### Description of the task
For the copy, please give all of the data again exactly and leave the pictures out.
——————
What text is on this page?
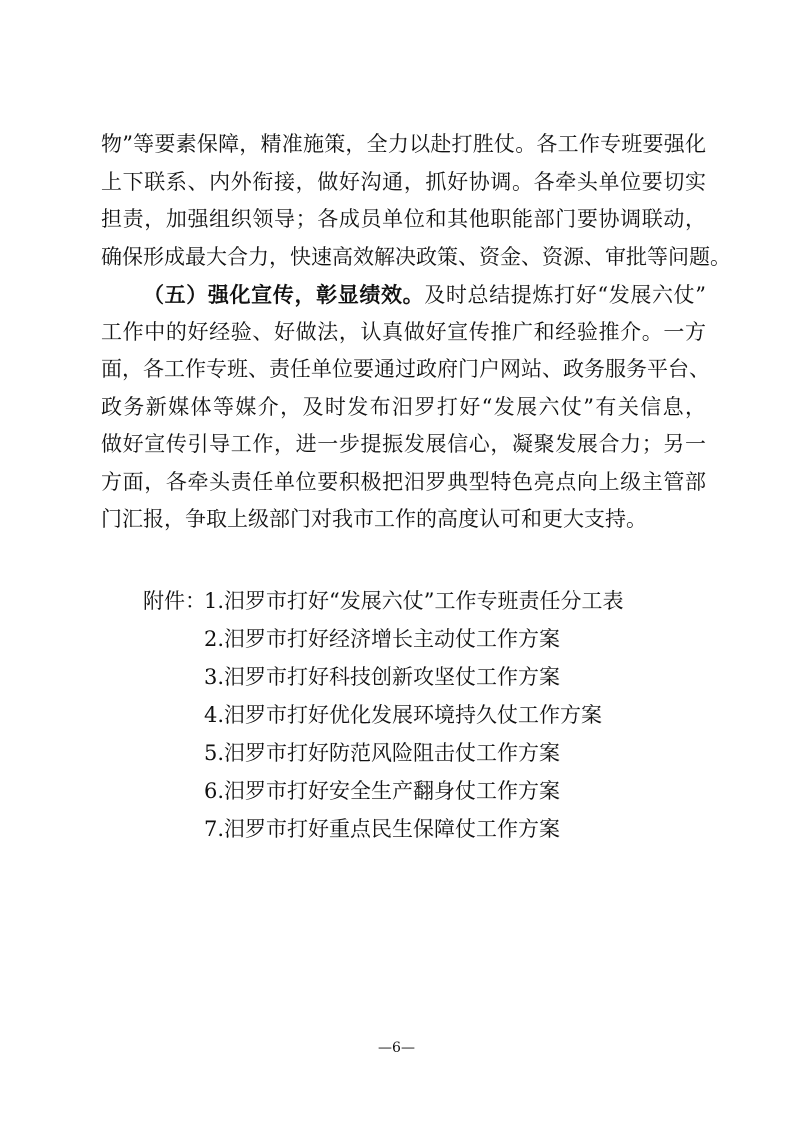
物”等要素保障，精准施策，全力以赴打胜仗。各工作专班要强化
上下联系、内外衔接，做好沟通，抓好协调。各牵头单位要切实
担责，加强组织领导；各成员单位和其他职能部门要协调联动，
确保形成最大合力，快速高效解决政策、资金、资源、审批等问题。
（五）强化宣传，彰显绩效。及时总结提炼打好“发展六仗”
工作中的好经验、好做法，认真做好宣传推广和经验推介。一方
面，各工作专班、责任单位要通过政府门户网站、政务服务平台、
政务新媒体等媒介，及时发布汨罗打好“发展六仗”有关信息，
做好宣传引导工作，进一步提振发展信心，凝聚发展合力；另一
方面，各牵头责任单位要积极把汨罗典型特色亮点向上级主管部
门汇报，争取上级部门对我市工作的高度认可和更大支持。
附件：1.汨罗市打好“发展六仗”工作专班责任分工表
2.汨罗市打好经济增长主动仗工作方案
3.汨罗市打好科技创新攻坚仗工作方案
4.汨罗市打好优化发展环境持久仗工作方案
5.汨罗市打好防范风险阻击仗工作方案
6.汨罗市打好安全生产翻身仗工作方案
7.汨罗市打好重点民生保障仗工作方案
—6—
——————
### Expected answer
What text is on this page?
物”等要素保障，精准施策，全力以赴打胜仗。各工作专班要强化
上下联系、内外衔接，做好沟通，抓好协调。各牵头单位要切实
担责，加强组织领导；各成员单位和其他职能部门要协调联动，
确保形成最大合力，快速高效解决政策、资金、资源、审批等问题。
（五）强化宣传，彰显绩效。及时总结提炼打好“发展六仗”
工作中的好经验、好做法，认真做好宣传推广和经验推介。一方
面，各工作专班、责任单位要通过政府门户网站、政务服务平台、
政务新媒体等媒介，及时发布汨罗打好“发展六仗”有关信息，
做好宣传引导工作，进一步提振发展信心，凝聚发展合力；另一
方面，各牵头责任单位要积极把汨罗典型特色亮点向上级主管部
门汇报，争取上级部门对我市工作的高度认可和更大支持。
附件：1.汨罗市打好“发展六仗”工作专班责任分工表
2.汨罗市打好经济增长主动仗工作方案
3.汨罗市打好科技创新攻坚仗工作方案
4.汨罗市打好优化发展环境持久仗工作方案
5.汨罗市打好防范风险阻击仗工作方案
6.汨罗市打好安全生产翻身仗工作方案
7.汨罗市打好重点民生保障仗工作方案
—6—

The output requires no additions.